**WORK TO BE COMPLETED:** Reproduce every line of the records below verbatim, leaving out the pictures.

[Spatial layout entries]
+---+

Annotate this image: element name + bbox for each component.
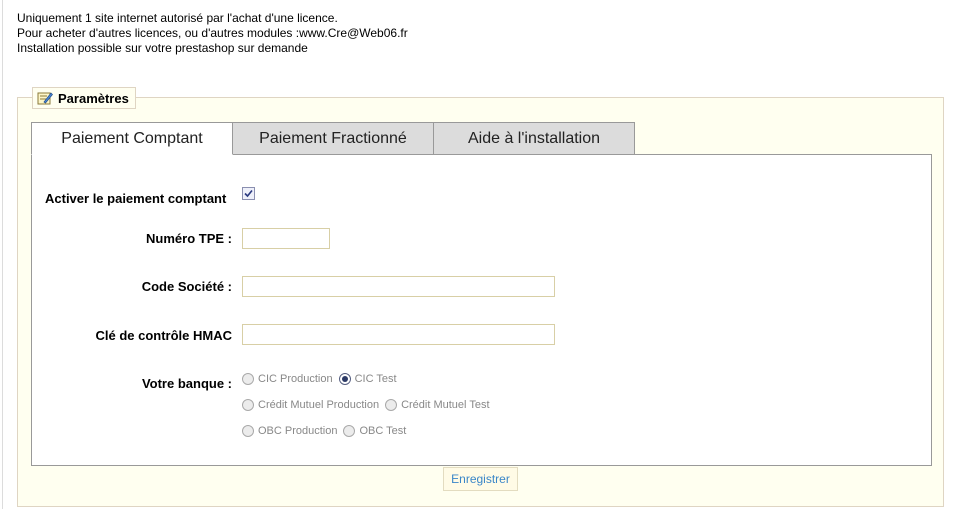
tab-bar: Paiement Comptant Paiement Fractionné Ai… xyxy=(31,122,635,155)
page-left-rule xyxy=(2,0,3,509)
bank-option-credit-mutuel-test[interactable]: Crédit Mutuel Test xyxy=(385,399,490,411)
bank-option-credit-mutuel-production[interactable]: Crédit Mutuel Production xyxy=(242,399,379,411)
tpe-input[interactable] xyxy=(242,228,330,249)
bank-option-label: OBC Production xyxy=(258,425,338,437)
radio-cic-test[interactable] xyxy=(338,373,351,385)
bank-option-label: OBC Test xyxy=(359,425,407,437)
checkmark-icon xyxy=(244,189,253,198)
radio-obc-production[interactable] xyxy=(242,425,254,437)
bank-radio-row-1: CIC Production CIC Test xyxy=(242,373,403,385)
tab-paiement-fractionne[interactable]: Paiement Fractionné xyxy=(232,122,434,155)
bank-radio-row-3: OBC Production OBC Test xyxy=(242,425,412,437)
radio-credit-mutuel-test[interactable] xyxy=(385,399,398,411)
bank-label: Votre banque : xyxy=(141,376,232,391)
radio-credit-mutuel-production[interactable] xyxy=(242,399,254,411)
bank-option-label: CIC Production xyxy=(258,373,333,385)
notice-line-2: Pour acheter d'autres licences, ou d'aut… xyxy=(17,26,408,40)
company-code-label: Code Société : xyxy=(141,279,232,294)
bank-option-label: Crédit Mutuel Production xyxy=(258,399,380,411)
tab-aide-installation[interactable]: Aide à l'installation xyxy=(433,122,635,155)
notice-line-3: Installation possible sur votre prestash… xyxy=(17,41,308,55)
bank-option-cic-test[interactable]: CIC Test xyxy=(338,373,397,385)
parameters-legend: Paramètres xyxy=(32,87,136,109)
notice-line-1: Uniquement 1 site internet autorisé par … xyxy=(17,11,338,25)
hmac-input[interactable] xyxy=(242,324,555,345)
bank-option-label: Crédit Mutuel Test xyxy=(401,399,490,411)
bank-option-obc-test[interactable]: OBC Test xyxy=(343,425,406,437)
tpe-label: Numéro TPE : xyxy=(146,231,232,246)
radio-cic-production[interactable] xyxy=(242,373,254,385)
bank-option-cic-production[interactable]: CIC Production xyxy=(242,373,333,385)
tab-paiement-comptant[interactable]: Paiement Comptant xyxy=(31,122,233,155)
bank-radio-row-2: Crédit Mutuel Production Crédit Mutuel T… xyxy=(242,399,496,411)
edit-note-icon xyxy=(37,91,53,105)
bank-option-label: CIC Test xyxy=(354,373,397,385)
radio-obc-test[interactable] xyxy=(343,425,356,437)
bank-option-obc-production[interactable]: OBC Production xyxy=(242,425,337,437)
enable-payment-checkbox[interactable] xyxy=(242,187,255,200)
company-code-input[interactable] xyxy=(242,276,555,297)
hmac-label: Clé de contrôle HMAC xyxy=(95,328,232,343)
enable-payment-label: Activer le paiement comptant xyxy=(45,191,227,206)
save-button[interactable]: Enregistrer xyxy=(443,467,518,491)
legend-title: Paramètres xyxy=(58,90,129,106)
license-notice: Uniquement 1 site internet autorisé par … xyxy=(17,11,408,56)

+---+

**REPLY:**
Annotate this image: element name + bbox for each component.
tab-bar: Paiement Comptant Paiement Fractionné Ai… xyxy=(31,122,635,155)
page-left-rule xyxy=(2,0,3,509)
bank-option-credit-mutuel-test[interactable]: Crédit Mutuel Test xyxy=(385,399,490,411)
bank-option-credit-mutuel-production[interactable]: Crédit Mutuel Production xyxy=(242,399,379,411)
tpe-input[interactable] xyxy=(242,228,330,249)
bank-option-label: OBC Production xyxy=(258,425,338,437)
radio-cic-test[interactable] xyxy=(338,373,351,385)
bank-option-label: OBC Test xyxy=(359,425,407,437)
checkmark-icon xyxy=(244,189,253,198)
radio-obc-production[interactable] xyxy=(242,425,254,437)
bank-radio-row-1: CIC Production CIC Test xyxy=(242,373,403,385)
tab-paiement-fractionne[interactable]: Paiement Fractionné xyxy=(232,122,434,155)
bank-radio-row-3: OBC Production OBC Test xyxy=(242,425,412,437)
radio-credit-mutuel-test[interactable] xyxy=(385,399,398,411)
bank-label: Votre banque : xyxy=(141,376,232,391)
radio-credit-mutuel-production[interactable] xyxy=(242,399,254,411)
bank-option-label: CIC Production xyxy=(258,373,333,385)
notice-line-2: Pour acheter d'autres licences, ou d'aut… xyxy=(17,26,408,40)
company-code-label: Code Société : xyxy=(141,279,232,294)
bank-option-label: Crédit Mutuel Production xyxy=(258,399,380,411)
tab-aide-installation[interactable]: Aide à l'installation xyxy=(433,122,635,155)
notice-line-3: Installation possible sur votre prestash… xyxy=(17,41,308,55)
bank-option-cic-test[interactable]: CIC Test xyxy=(338,373,397,385)
parameters-legend: Paramètres xyxy=(32,87,136,109)
notice-line-1: Uniquement 1 site internet autorisé par … xyxy=(17,11,338,25)
hmac-input[interactable] xyxy=(242,324,555,345)
bank-option-label: Crédit Mutuel Test xyxy=(401,399,490,411)
bank-option-obc-test[interactable]: OBC Test xyxy=(343,425,406,437)
tpe-label: Numéro TPE : xyxy=(146,231,232,246)
radio-cic-production[interactable] xyxy=(242,373,254,385)
bank-option-cic-production[interactable]: CIC Production xyxy=(242,373,333,385)
tab-paiement-comptant[interactable]: Paiement Comptant xyxy=(31,122,233,155)
bank-radio-row-2: Crédit Mutuel Production Crédit Mutuel T… xyxy=(242,399,496,411)
edit-note-icon xyxy=(37,91,53,105)
bank-option-label: CIC Test xyxy=(354,373,397,385)
radio-obc-test[interactable] xyxy=(343,425,356,437)
bank-option-obc-production[interactable]: OBC Production xyxy=(242,425,337,437)
enable-payment-checkbox[interactable] xyxy=(242,187,255,200)
company-code-input[interactable] xyxy=(242,276,555,297)
hmac-label: Clé de contrôle HMAC xyxy=(95,328,232,343)
enable-payment-label: Activer le paiement comptant xyxy=(45,191,227,206)
save-button[interactable]: Enregistrer xyxy=(443,467,518,491)
legend-title: Paramètres xyxy=(58,90,129,106)
license-notice: Uniquement 1 site internet autorisé par … xyxy=(17,11,408,56)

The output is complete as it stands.